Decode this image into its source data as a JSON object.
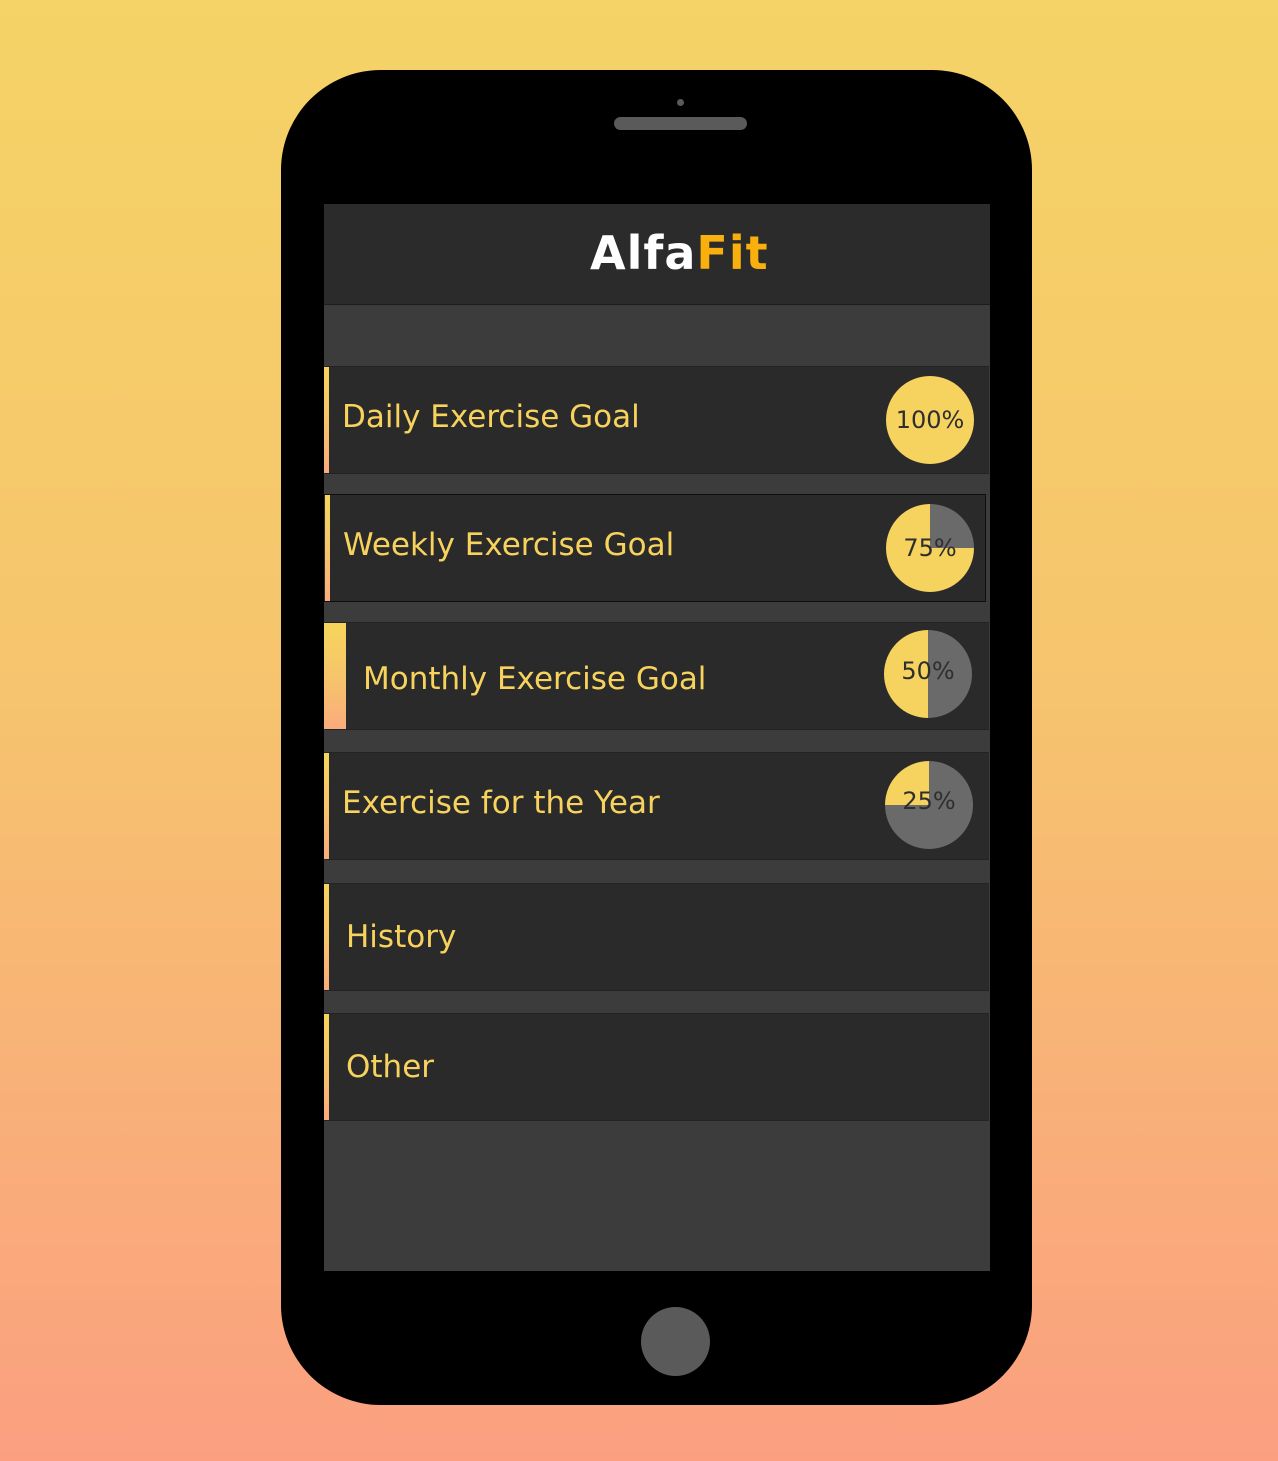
{
  "app": {
    "logo_part1": "Alfa",
    "logo_part2": "Fit"
  },
  "menu": {
    "items": [
      {
        "label": "Daily Exercise Goal",
        "progress": 1.0,
        "progress_label": "100%"
      },
      {
        "label": "Weekly Exercise Goal",
        "progress": 0.75,
        "progress_label": "75%"
      },
      {
        "label": "Monthly Exercise Goal",
        "progress": 0.5,
        "progress_label": "50%"
      },
      {
        "label": "Exercise for the Year",
        "progress": 0.25,
        "progress_label": "25%"
      },
      {
        "label": "History"
      },
      {
        "label": "Other"
      }
    ]
  },
  "colors": {
    "accent_yellow": "#f5d35e",
    "pie_remaining": "#6a6a6a",
    "logo_orange": "#f9b00e",
    "background_top": "#f5d366",
    "background_bottom": "#fb9f80"
  },
  "icons": {
    "device": "smartphone",
    "progress": "pie-chart"
  }
}
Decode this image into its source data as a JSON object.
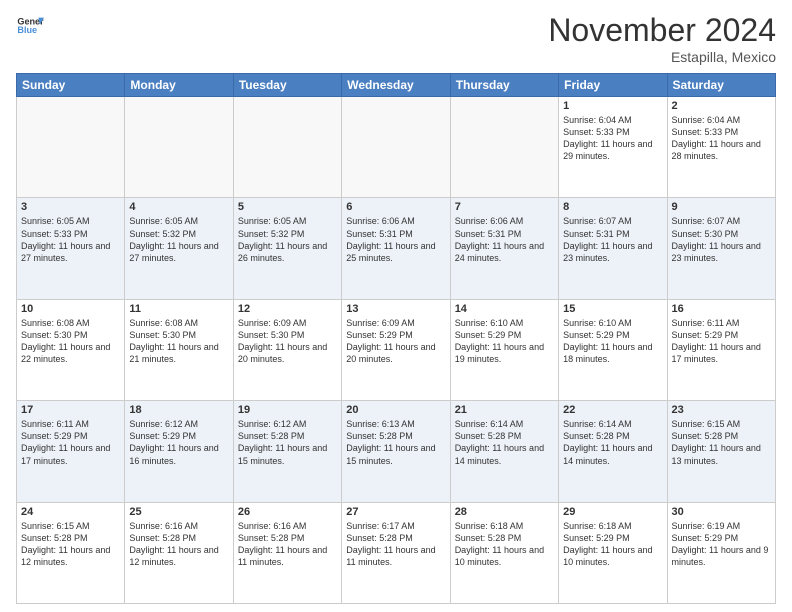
{
  "header": {
    "logo_line1": "General",
    "logo_line2": "Blue",
    "month": "November 2024",
    "location": "Estapilla, Mexico"
  },
  "weekdays": [
    "Sunday",
    "Monday",
    "Tuesday",
    "Wednesday",
    "Thursday",
    "Friday",
    "Saturday"
  ],
  "weeks": [
    [
      {
        "day": "",
        "info": ""
      },
      {
        "day": "",
        "info": ""
      },
      {
        "day": "",
        "info": ""
      },
      {
        "day": "",
        "info": ""
      },
      {
        "day": "",
        "info": ""
      },
      {
        "day": "1",
        "info": "Sunrise: 6:04 AM\nSunset: 5:33 PM\nDaylight: 11 hours and 29 minutes."
      },
      {
        "day": "2",
        "info": "Sunrise: 6:04 AM\nSunset: 5:33 PM\nDaylight: 11 hours and 28 minutes."
      }
    ],
    [
      {
        "day": "3",
        "info": "Sunrise: 6:05 AM\nSunset: 5:33 PM\nDaylight: 11 hours and 27 minutes."
      },
      {
        "day": "4",
        "info": "Sunrise: 6:05 AM\nSunset: 5:32 PM\nDaylight: 11 hours and 27 minutes."
      },
      {
        "day": "5",
        "info": "Sunrise: 6:05 AM\nSunset: 5:32 PM\nDaylight: 11 hours and 26 minutes."
      },
      {
        "day": "6",
        "info": "Sunrise: 6:06 AM\nSunset: 5:31 PM\nDaylight: 11 hours and 25 minutes."
      },
      {
        "day": "7",
        "info": "Sunrise: 6:06 AM\nSunset: 5:31 PM\nDaylight: 11 hours and 24 minutes."
      },
      {
        "day": "8",
        "info": "Sunrise: 6:07 AM\nSunset: 5:31 PM\nDaylight: 11 hours and 23 minutes."
      },
      {
        "day": "9",
        "info": "Sunrise: 6:07 AM\nSunset: 5:30 PM\nDaylight: 11 hours and 23 minutes."
      }
    ],
    [
      {
        "day": "10",
        "info": "Sunrise: 6:08 AM\nSunset: 5:30 PM\nDaylight: 11 hours and 22 minutes."
      },
      {
        "day": "11",
        "info": "Sunrise: 6:08 AM\nSunset: 5:30 PM\nDaylight: 11 hours and 21 minutes."
      },
      {
        "day": "12",
        "info": "Sunrise: 6:09 AM\nSunset: 5:30 PM\nDaylight: 11 hours and 20 minutes."
      },
      {
        "day": "13",
        "info": "Sunrise: 6:09 AM\nSunset: 5:29 PM\nDaylight: 11 hours and 20 minutes."
      },
      {
        "day": "14",
        "info": "Sunrise: 6:10 AM\nSunset: 5:29 PM\nDaylight: 11 hours and 19 minutes."
      },
      {
        "day": "15",
        "info": "Sunrise: 6:10 AM\nSunset: 5:29 PM\nDaylight: 11 hours and 18 minutes."
      },
      {
        "day": "16",
        "info": "Sunrise: 6:11 AM\nSunset: 5:29 PM\nDaylight: 11 hours and 17 minutes."
      }
    ],
    [
      {
        "day": "17",
        "info": "Sunrise: 6:11 AM\nSunset: 5:29 PM\nDaylight: 11 hours and 17 minutes."
      },
      {
        "day": "18",
        "info": "Sunrise: 6:12 AM\nSunset: 5:29 PM\nDaylight: 11 hours and 16 minutes."
      },
      {
        "day": "19",
        "info": "Sunrise: 6:12 AM\nSunset: 5:28 PM\nDaylight: 11 hours and 15 minutes."
      },
      {
        "day": "20",
        "info": "Sunrise: 6:13 AM\nSunset: 5:28 PM\nDaylight: 11 hours and 15 minutes."
      },
      {
        "day": "21",
        "info": "Sunrise: 6:14 AM\nSunset: 5:28 PM\nDaylight: 11 hours and 14 minutes."
      },
      {
        "day": "22",
        "info": "Sunrise: 6:14 AM\nSunset: 5:28 PM\nDaylight: 11 hours and 14 minutes."
      },
      {
        "day": "23",
        "info": "Sunrise: 6:15 AM\nSunset: 5:28 PM\nDaylight: 11 hours and 13 minutes."
      }
    ],
    [
      {
        "day": "24",
        "info": "Sunrise: 6:15 AM\nSunset: 5:28 PM\nDaylight: 11 hours and 12 minutes."
      },
      {
        "day": "25",
        "info": "Sunrise: 6:16 AM\nSunset: 5:28 PM\nDaylight: 11 hours and 12 minutes."
      },
      {
        "day": "26",
        "info": "Sunrise: 6:16 AM\nSunset: 5:28 PM\nDaylight: 11 hours and 11 minutes."
      },
      {
        "day": "27",
        "info": "Sunrise: 6:17 AM\nSunset: 5:28 PM\nDaylight: 11 hours and 11 minutes."
      },
      {
        "day": "28",
        "info": "Sunrise: 6:18 AM\nSunset: 5:28 PM\nDaylight: 11 hours and 10 minutes."
      },
      {
        "day": "29",
        "info": "Sunrise: 6:18 AM\nSunset: 5:29 PM\nDaylight: 11 hours and 10 minutes."
      },
      {
        "day": "30",
        "info": "Sunrise: 6:19 AM\nSunset: 5:29 PM\nDaylight: 11 hours and 9 minutes."
      }
    ]
  ]
}
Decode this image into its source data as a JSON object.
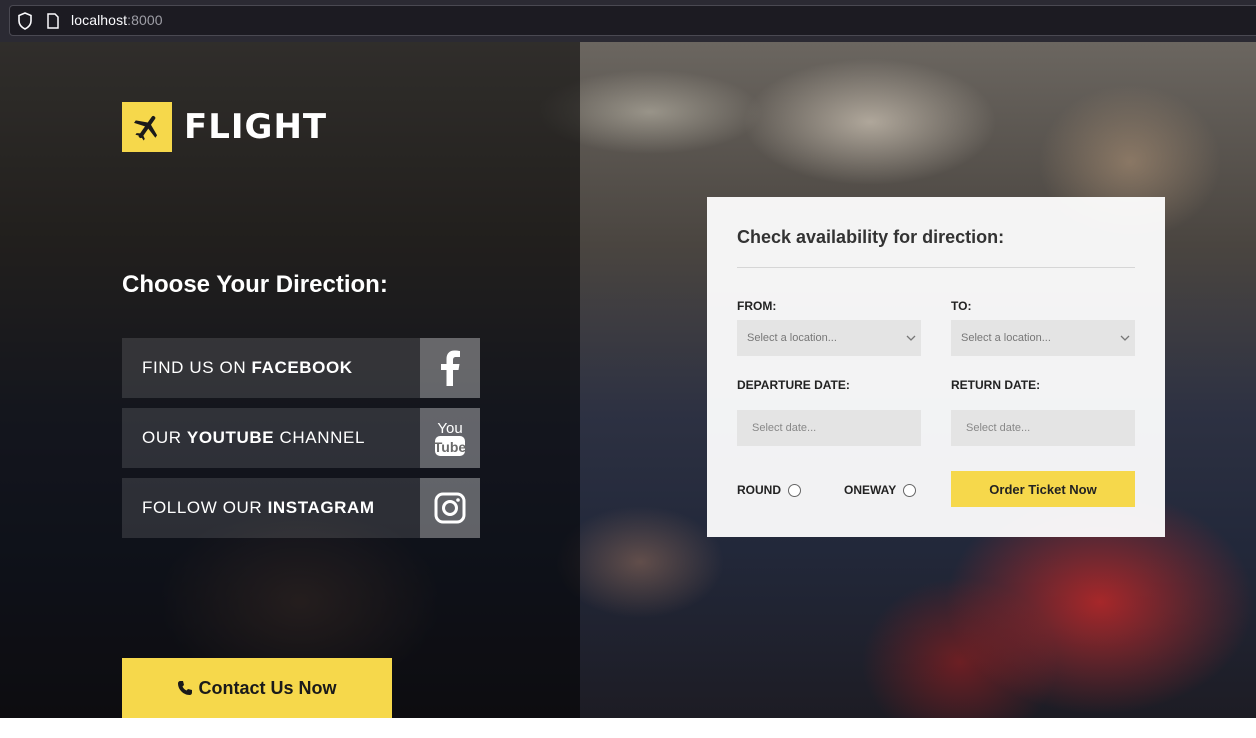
{
  "browser": {
    "url_host": "localhost",
    "url_port": ":8000"
  },
  "brand": {
    "name": "FLIGHT",
    "accent_color": "#f6d84b"
  },
  "left": {
    "title": "Choose Your Direction:",
    "social": [
      {
        "pre": "FIND US ON ",
        "bold": "FACEBOOK",
        "post": "",
        "icon": "facebook-icon"
      },
      {
        "pre": "OUR ",
        "bold": "YOUTUBE",
        "post": " CHANNEL",
        "icon": "youtube-icon"
      },
      {
        "pre": "FOLLOW OUR ",
        "bold": "INSTAGRAM",
        "post": "",
        "icon": "instagram-icon"
      }
    ],
    "contact_label": "Contact Us Now"
  },
  "form": {
    "title": "Check availability for direction:",
    "from_label": "FROM:",
    "to_label": "TO:",
    "from_value": "Select a location...",
    "to_value": "Select a location...",
    "departure_label": "DEPARTURE DATE:",
    "return_label": "RETURN DATE:",
    "departure_placeholder": "Select date...",
    "return_placeholder": "Select date...",
    "round_label": "ROUND",
    "oneway_label": "ONEWAY",
    "order_label": "Order Ticket Now"
  }
}
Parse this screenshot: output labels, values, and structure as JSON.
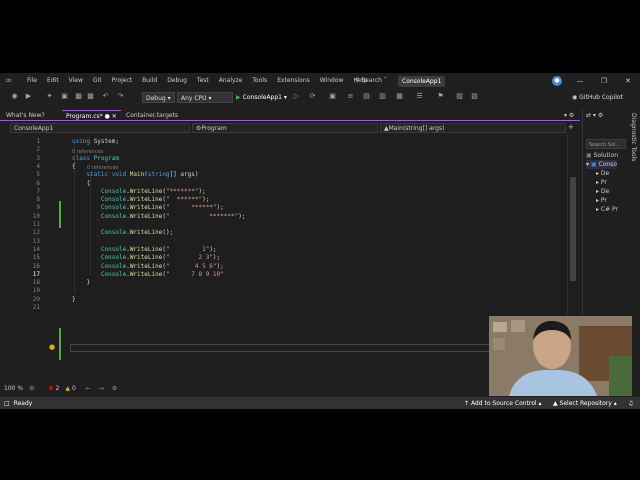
{
  "menubar": {
    "items": [
      "File",
      "Edit",
      "View",
      "Git",
      "Project",
      "Build",
      "Debug",
      "Test",
      "Analyze",
      "Tools",
      "Extensions",
      "Window",
      "Help"
    ],
    "search_label": "Search",
    "solution_name": "ConsoleApp1"
  },
  "toolbar": {
    "config": "Debug",
    "platform": "Any CPU",
    "run_label": "ConsoleApp1",
    "copilot_label": "GitHub Copilot"
  },
  "tabs": [
    {
      "label": "What's New?"
    },
    {
      "label": "Program.cs*"
    },
    {
      "label": "Container.targets"
    }
  ],
  "navbar": {
    "project": "ConsoleApp1",
    "class": "Program",
    "member": "Main(string[] args)"
  },
  "code": {
    "lines": [
      {
        "n": "1",
        "segs": [
          [
            "kw",
            "using "
          ],
          [
            "plain",
            "System;"
          ]
        ]
      },
      {
        "n": "2",
        "segs": []
      },
      {
        "n": "3",
        "segs": [
          [
            "kw",
            "class "
          ],
          [
            "cls",
            "Program"
          ]
        ],
        "ref": "0 references"
      },
      {
        "n": "4",
        "segs": [
          [
            "plain",
            "{"
          ]
        ]
      },
      {
        "n": "5",
        "segs": [
          [
            "kw",
            "    static void "
          ],
          [
            "mth",
            "Main"
          ],
          [
            "plain",
            "("
          ],
          [
            "kw",
            "string"
          ],
          [
            "plain",
            "[] args)"
          ]
        ],
        "ref": "0 references"
      },
      {
        "n": "6",
        "segs": [
          [
            "plain",
            "    {"
          ]
        ]
      },
      {
        "n": "7",
        "segs": [
          [
            "cls",
            "        Console"
          ],
          [
            "plain",
            "."
          ],
          [
            "mth",
            "WriteLine"
          ],
          [
            "plain",
            "("
          ],
          [
            "str",
            "\"*******\""
          ],
          [
            "plain",
            ");"
          ]
        ]
      },
      {
        "n": "8",
        "segs": [
          [
            "cls",
            "        Console"
          ],
          [
            "plain",
            "."
          ],
          [
            "mth",
            "WriteLine"
          ],
          [
            "plain",
            "("
          ],
          [
            "str",
            "\"  ******\""
          ],
          [
            "plain",
            ");"
          ]
        ]
      },
      {
        "n": "9",
        "segs": [
          [
            "cls",
            "        Console"
          ],
          [
            "plain",
            "."
          ],
          [
            "mth",
            "WriteLine"
          ],
          [
            "plain",
            "("
          ],
          [
            "str",
            "\"      ******\""
          ],
          [
            "plain",
            ");"
          ]
        ]
      },
      {
        "n": "10",
        "segs": [
          [
            "cls",
            "        Console"
          ],
          [
            "plain",
            "."
          ],
          [
            "mth",
            "WriteLine"
          ],
          [
            "plain",
            "("
          ],
          [
            "str",
            "\"           *******\""
          ],
          [
            "plain",
            ");"
          ]
        ]
      },
      {
        "n": "11",
        "segs": []
      },
      {
        "n": "12",
        "segs": [
          [
            "cls",
            "        Console"
          ],
          [
            "plain",
            "."
          ],
          [
            "mth",
            "WriteLine"
          ],
          [
            "plain",
            "();"
          ]
        ]
      },
      {
        "n": "13",
        "segs": []
      },
      {
        "n": "14",
        "segs": [
          [
            "cls",
            "        Console"
          ],
          [
            "plain",
            "."
          ],
          [
            "mth",
            "WriteLine"
          ],
          [
            "plain",
            "("
          ],
          [
            "str",
            "\"         1\""
          ],
          [
            "plain",
            ");"
          ]
        ]
      },
      {
        "n": "15",
        "segs": [
          [
            "cls",
            "        Console"
          ],
          [
            "plain",
            "."
          ],
          [
            "mth",
            "WriteLine"
          ],
          [
            "plain",
            "("
          ],
          [
            "str",
            "\"        2 3\""
          ],
          [
            "plain",
            ");"
          ]
        ]
      },
      {
        "n": "16",
        "segs": [
          [
            "cls",
            "        Console"
          ],
          [
            "plain",
            "."
          ],
          [
            "mth",
            "WriteLine"
          ],
          [
            "plain",
            "("
          ],
          [
            "str",
            "\"       4 5 6\""
          ],
          [
            "plain",
            ");"
          ]
        ]
      },
      {
        "n": "17",
        "segs": [
          [
            "cls",
            "        Console"
          ],
          [
            "plain",
            "."
          ],
          [
            "mth",
            "WriteLine"
          ],
          [
            "plain",
            "("
          ],
          [
            "str",
            "\"      7 8 9 10\""
          ]
        ]
      },
      {
        "n": "18",
        "segs": [
          [
            "plain",
            "    }"
          ]
        ]
      },
      {
        "n": "19",
        "segs": []
      },
      {
        "n": "20",
        "segs": [
          [
            "plain",
            "}"
          ]
        ]
      },
      {
        "n": "21",
        "segs": []
      }
    ]
  },
  "editor_status": {
    "zoom": "100 %",
    "errors": "2",
    "warnings": "0"
  },
  "solution_explorer": {
    "search": "Search Sol...",
    "items": [
      "Solution",
      "Conso",
      "De",
      "Pr",
      "De",
      "Pr",
      "C# Pr"
    ],
    "side_tabs": "Diagnostic Tools"
  },
  "statusbar": {
    "ready": "Ready",
    "source_control": "Add to Source Control",
    "repository": "Select Repository"
  },
  "colors": {
    "keyword": "#569cd6",
    "type": "#4ec9b0",
    "method": "#dcdcaa",
    "string": "#d69d85",
    "accent": "#a05ed6"
  }
}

+ + + +

Directions for this task:
Sift the material for lines with the string "Goal". Copy each one found.

Problem solution:
        "label": "Daily Exercise Goal",
        "label": "Weekly Exercise Goal",
        "label": "Monthly Exercise Goal",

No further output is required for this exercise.